**What you need to do**
Go through the lines below. Copy those with "lennie".

**Collected data entries**
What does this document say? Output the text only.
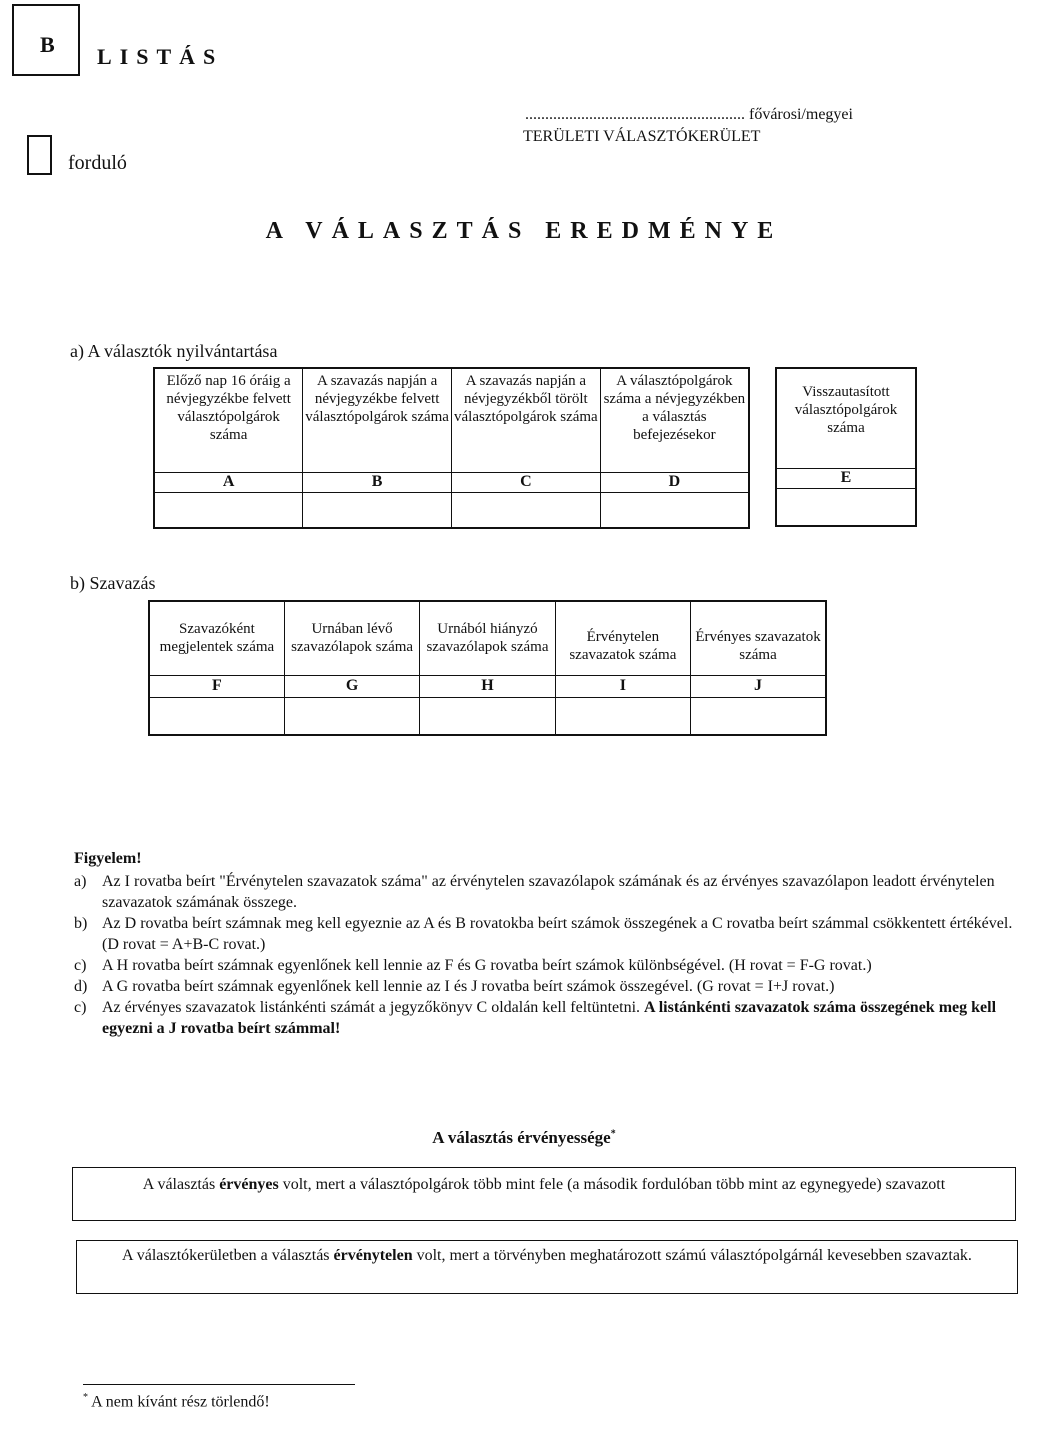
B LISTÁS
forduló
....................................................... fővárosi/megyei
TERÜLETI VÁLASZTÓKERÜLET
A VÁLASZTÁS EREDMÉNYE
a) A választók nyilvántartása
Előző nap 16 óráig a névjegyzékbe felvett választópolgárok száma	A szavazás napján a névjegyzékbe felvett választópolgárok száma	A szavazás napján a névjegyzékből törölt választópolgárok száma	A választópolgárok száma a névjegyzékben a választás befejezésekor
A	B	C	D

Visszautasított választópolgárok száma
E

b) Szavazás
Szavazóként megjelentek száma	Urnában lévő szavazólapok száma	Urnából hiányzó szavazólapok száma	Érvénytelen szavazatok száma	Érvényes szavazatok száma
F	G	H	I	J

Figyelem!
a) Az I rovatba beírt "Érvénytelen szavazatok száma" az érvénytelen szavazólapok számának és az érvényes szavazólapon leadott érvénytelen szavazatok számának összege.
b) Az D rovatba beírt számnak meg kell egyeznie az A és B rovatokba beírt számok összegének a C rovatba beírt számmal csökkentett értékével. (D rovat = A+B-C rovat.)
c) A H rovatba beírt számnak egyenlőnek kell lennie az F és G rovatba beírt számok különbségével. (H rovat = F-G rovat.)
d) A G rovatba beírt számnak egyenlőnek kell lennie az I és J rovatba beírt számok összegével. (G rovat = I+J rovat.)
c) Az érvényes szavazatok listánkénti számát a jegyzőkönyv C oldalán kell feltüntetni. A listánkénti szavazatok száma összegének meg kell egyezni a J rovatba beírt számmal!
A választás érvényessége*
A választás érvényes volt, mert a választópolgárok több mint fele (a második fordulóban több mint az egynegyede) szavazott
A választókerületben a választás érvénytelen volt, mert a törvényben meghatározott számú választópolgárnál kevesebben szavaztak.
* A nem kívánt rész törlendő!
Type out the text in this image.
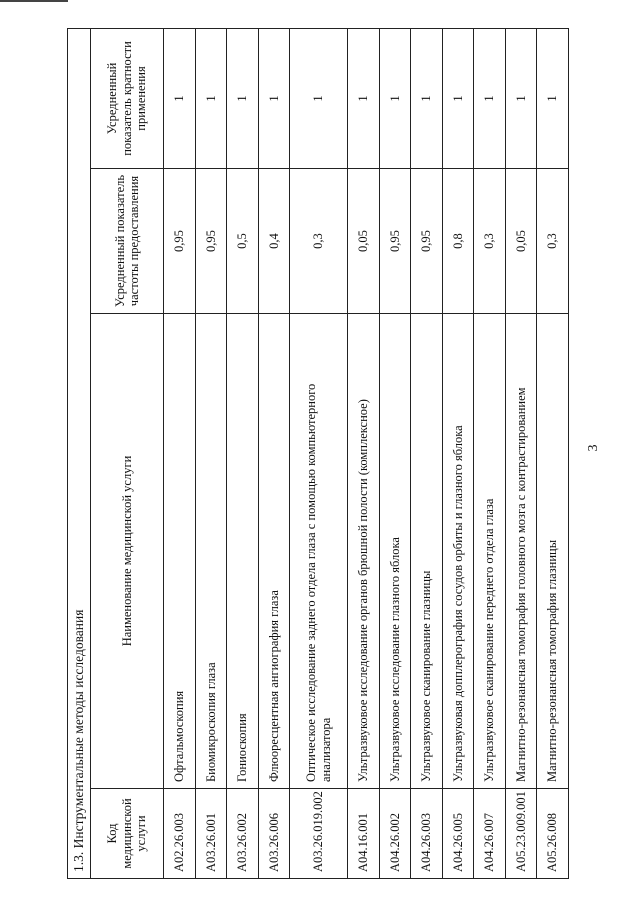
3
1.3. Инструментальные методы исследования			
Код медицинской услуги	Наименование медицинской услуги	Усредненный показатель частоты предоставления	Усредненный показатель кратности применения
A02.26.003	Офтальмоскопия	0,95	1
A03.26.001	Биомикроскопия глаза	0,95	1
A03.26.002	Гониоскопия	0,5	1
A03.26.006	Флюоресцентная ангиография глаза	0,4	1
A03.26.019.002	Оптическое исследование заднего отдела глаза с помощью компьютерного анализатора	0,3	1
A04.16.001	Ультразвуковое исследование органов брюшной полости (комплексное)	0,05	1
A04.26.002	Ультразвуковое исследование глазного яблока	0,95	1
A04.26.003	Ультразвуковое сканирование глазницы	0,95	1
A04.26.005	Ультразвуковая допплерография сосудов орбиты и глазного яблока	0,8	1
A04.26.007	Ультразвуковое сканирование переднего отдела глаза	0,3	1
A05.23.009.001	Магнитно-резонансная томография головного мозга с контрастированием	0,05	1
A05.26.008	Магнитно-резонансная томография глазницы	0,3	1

**Correct output**
c) A H rovatba beírt számnak egyenlőnek kell lennie az F és G rovatba beírt számok különbségével. (H rovat = F-G rovat.)
d) A G rovatba beírt számnak egyenlőnek kell lennie az I és J rovatba beírt számok összegével. (G rovat = I+J rovat.)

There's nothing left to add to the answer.